▶ What is needed: Quote word for word every line of the items from the one containing "tweet-timestamp[interactable]: · Apr 21" down to the one containing "844, 510, 860]", both of those lines included.
-------------------------
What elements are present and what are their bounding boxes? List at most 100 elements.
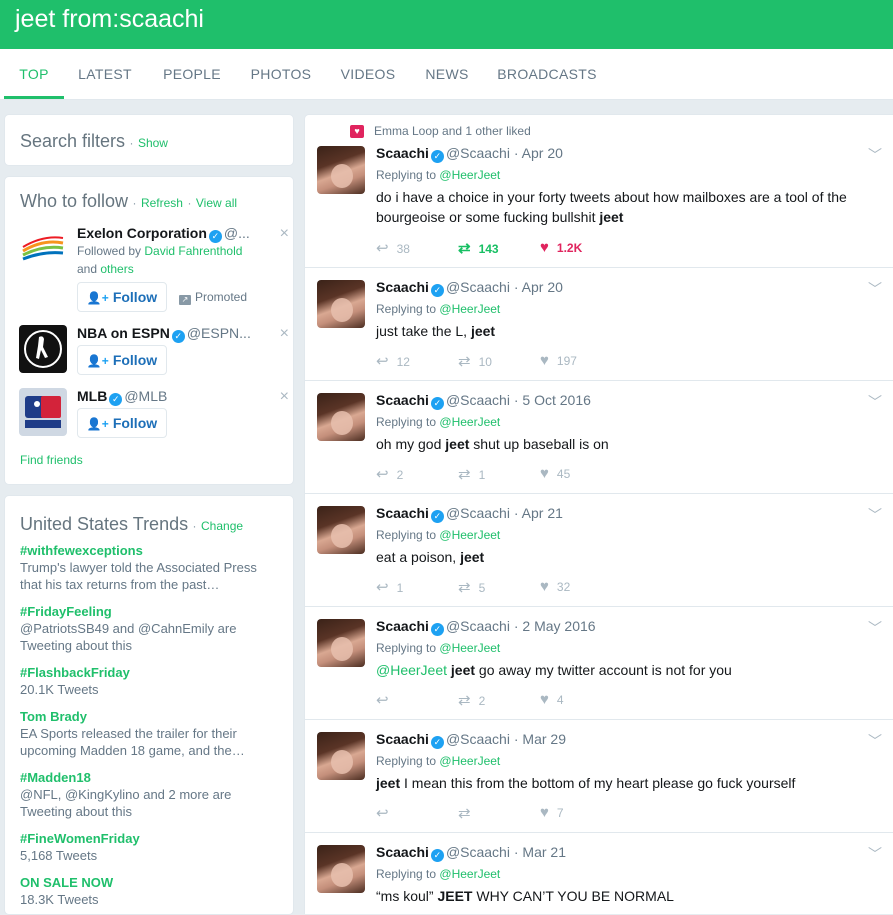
tweet-timestamp[interactable]: · Apr 21 bbox=[514, 505, 563, 521]
follow-button[interactable]: 👤+ Follow bbox=[77, 282, 167, 312]
exelon-logo-avatar[interactable] bbox=[19, 225, 67, 273]
tweet-author-handle[interactable]: @Scaachi bbox=[446, 844, 510, 860]
retweet-button[interactable]: ⇄ 5 bbox=[458, 578, 485, 596]
like-button[interactable]: ♥ 32 bbox=[540, 578, 570, 595]
replying-to-link[interactable]: @HeerJeet bbox=[439, 302, 500, 316]
trend-name[interactable]: #FineWomenFriday bbox=[20, 830, 280, 847]
avatar[interactable] bbox=[317, 506, 365, 554]
replying-to-link[interactable]: @HeerJeet bbox=[439, 641, 500, 655]
tweet-author-name[interactable]: Scaachi bbox=[376, 844, 429, 860]
tab-news[interactable]: NEWS bbox=[418, 49, 476, 99]
tweet[interactable]: Scaachi ✓ @Scaachi · 2 May 2016 ﹀ Replying… bbox=[305, 607, 893, 720]
trend-name[interactable]: #FlashbackFriday bbox=[20, 664, 280, 681]
retweet-button[interactable]: ⇄ bbox=[458, 804, 479, 822]
tweet-author-name[interactable]: Scaachi bbox=[376, 731, 429, 747]
trend-item[interactable]: ON SALE NOW 18.3K Tweets bbox=[20, 874, 280, 908]
replying-to-link[interactable]: @HeerJeet bbox=[439, 168, 500, 182]
retweet-button[interactable]: ⇄ 1 bbox=[458, 465, 485, 483]
tab-videos[interactable]: VIDEOS bbox=[334, 49, 402, 99]
like-button[interactable]: ♥ 45 bbox=[540, 465, 570, 482]
reply-button[interactable]: ↩ bbox=[376, 804, 397, 822]
trend-name[interactable]: #FridayFeeling bbox=[20, 603, 280, 620]
followed-by-user-link[interactable]: David Fahrenthold bbox=[144, 244, 242, 258]
tab-photos[interactable]: PHOTOS bbox=[244, 49, 318, 99]
chevron-down-icon[interactable]: ﹀ bbox=[868, 505, 882, 525]
chevron-down-icon[interactable]: ﹀ bbox=[868, 392, 882, 412]
replying-to-link[interactable]: @HeerJeet bbox=[439, 528, 500, 542]
tab-top[interactable]: TOP bbox=[4, 49, 64, 99]
retweet-button[interactable]: ⇄ 10 bbox=[458, 352, 492, 370]
close-icon[interactable]: × bbox=[280, 388, 289, 406]
avatar[interactable] bbox=[317, 146, 365, 194]
tweet-timestamp[interactable]: · 5 Oct 2016 bbox=[514, 392, 591, 408]
like-button[interactable]: ♥ 197 bbox=[540, 352, 577, 369]
tweet-author-handle[interactable]: @Scaachi bbox=[446, 731, 510, 747]
tweet-author-handle[interactable]: @Scaachi bbox=[446, 618, 510, 634]
avatar[interactable] bbox=[317, 845, 365, 893]
refresh-link[interactable]: Refresh bbox=[141, 196, 183, 210]
trend-item[interactable]: #FlashbackFriday 20.1K Tweets bbox=[20, 664, 280, 698]
chevron-down-icon[interactable]: ﹀ bbox=[868, 145, 882, 165]
tab-latest[interactable]: LATEST bbox=[72, 49, 138, 99]
trend-name[interactable]: Tom Brady bbox=[20, 708, 280, 725]
avatar[interactable] bbox=[317, 619, 365, 667]
mlb-avatar[interactable] bbox=[19, 388, 67, 436]
retweet-button[interactable]: ⇄ 2 bbox=[458, 691, 485, 709]
trend-item[interactable]: #FridayFeeling @PatriotsSB49 and @CahnEm… bbox=[20, 603, 280, 654]
tweet-author-name[interactable]: Scaachi bbox=[376, 279, 429, 295]
follow-button[interactable]: 👤+ Follow bbox=[77, 408, 167, 438]
replying-to-link[interactable]: @HeerJeet bbox=[439, 415, 500, 429]
tweet-author-name[interactable]: Scaachi bbox=[376, 505, 429, 521]
tweet[interactable]: Scaachi ✓ @Scaachi · Apr 21 ﹀ Replying to … bbox=[305, 494, 893, 607]
avatar[interactable] bbox=[317, 732, 365, 780]
avatar[interactable] bbox=[317, 280, 365, 328]
nba-espn-avatar[interactable] bbox=[19, 325, 67, 373]
tweet[interactable]: Scaachi ✓ @Scaachi · 5 Oct 2016 ﹀ Replying… bbox=[305, 381, 893, 494]
suggested-user-name[interactable]: Exelon Corporation ✓ @... bbox=[77, 225, 257, 243]
trend-item[interactable]: #Madden18 @NFL, @KingKylino and 2 more a… bbox=[20, 769, 280, 820]
tweet-author-name[interactable]: Scaachi bbox=[376, 618, 429, 634]
tab-people[interactable]: PEOPLE bbox=[156, 49, 228, 99]
tab-broadcasts[interactable]: BROADCASTS bbox=[492, 49, 602, 99]
tweet-author-handle[interactable]: @Scaachi bbox=[446, 145, 510, 161]
retweet-button[interactable]: ⇄ 143 bbox=[458, 239, 499, 257]
others-link[interactable]: others bbox=[100, 262, 133, 276]
search-filters-show-link[interactable]: Show bbox=[138, 136, 168, 150]
trend-item[interactable]: #withfewexceptions Trump's lawyer told t… bbox=[20, 542, 280, 593]
trend-name[interactable]: ON SALE NOW bbox=[20, 874, 280, 891]
chevron-down-icon[interactable]: ﹀ bbox=[868, 279, 882, 299]
replying-to-link[interactable]: @HeerJeet bbox=[439, 867, 500, 881]
reply-button[interactable]: ↩ 12 bbox=[376, 352, 410, 370]
like-button[interactable]: ♥ 4 bbox=[540, 691, 564, 708]
social-context[interactable]: Emma Loop and 1 other liked bbox=[374, 124, 531, 138]
tweet[interactable]: Scaachi ✓ @Scaachi · Mar 29 ﹀ Replying to … bbox=[305, 720, 893, 833]
close-icon[interactable]: × bbox=[280, 225, 289, 243]
tweet[interactable]: Scaachi ✓ @Scaachi · Apr 20 ﹀ Replying to … bbox=[305, 268, 893, 381]
chevron-down-icon[interactable]: ﹀ bbox=[868, 844, 882, 864]
user-name[interactable]: Exelon Corporation bbox=[77, 225, 207, 241]
trend-item[interactable]: #FineWomenFriday 5,168 Tweets bbox=[20, 830, 280, 864]
tweet[interactable]: Scaachi ✓ @Scaachi · Mar 21 ﹀ Replying to … bbox=[305, 833, 893, 914]
tweet[interactable]: ♥ Emma Loop and 1 other liked Scaachi ✓ @S… bbox=[305, 115, 893, 268]
suggested-user-name[interactable]: NBA on ESPN ✓ @ESPN... bbox=[77, 325, 257, 343]
reply-button[interactable]: ↩ 38 bbox=[376, 239, 410, 257]
reply-button[interactable]: ↩ bbox=[376, 691, 397, 709]
tweet-author-name[interactable]: Scaachi bbox=[376, 145, 429, 161]
tweet-author-handle[interactable]: @Scaachi bbox=[446, 505, 510, 521]
trend-item[interactable]: Tom Brady EA Sports released the trailer… bbox=[20, 708, 280, 759]
tweet-author-name[interactable]: Scaachi bbox=[376, 392, 429, 408]
change-trends-link[interactable]: Change bbox=[201, 519, 243, 533]
tweet-timestamp[interactable]: · Apr 20 bbox=[514, 145, 563, 161]
find-friends-link[interactable]: Find friends bbox=[20, 453, 83, 467]
avatar[interactable] bbox=[317, 393, 365, 441]
close-icon[interactable]: × bbox=[280, 325, 289, 343]
like-button[interactable]: ♥ 1.2K bbox=[540, 239, 582, 256]
trend-name[interactable]: #Madden18 bbox=[20, 769, 280, 786]
tweet-timestamp[interactable]: · Mar 29 bbox=[514, 731, 566, 747]
mention-link[interactable]: @HeerJeet bbox=[376, 662, 447, 678]
trend-name[interactable]: #withfewexceptions bbox=[20, 542, 280, 559]
chevron-down-icon[interactable]: ﹀ bbox=[868, 731, 882, 751]
user-name[interactable]: MLB bbox=[77, 388, 107, 404]
tweet-author-handle[interactable]: @Scaachi bbox=[446, 392, 510, 408]
tweet-timestamp[interactable]: · Apr 20 bbox=[514, 279, 563, 295]
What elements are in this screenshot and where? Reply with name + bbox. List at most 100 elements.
-------------------------
▶ Output below:
tweet-timestamp[interactable]: · Apr 21 bbox=[514, 505, 563, 521]
follow-button[interactable]: 👤+ Follow bbox=[77, 282, 167, 312]
exelon-logo-avatar[interactable] bbox=[19, 225, 67, 273]
tweet-author-handle[interactable]: @Scaachi bbox=[446, 844, 510, 860]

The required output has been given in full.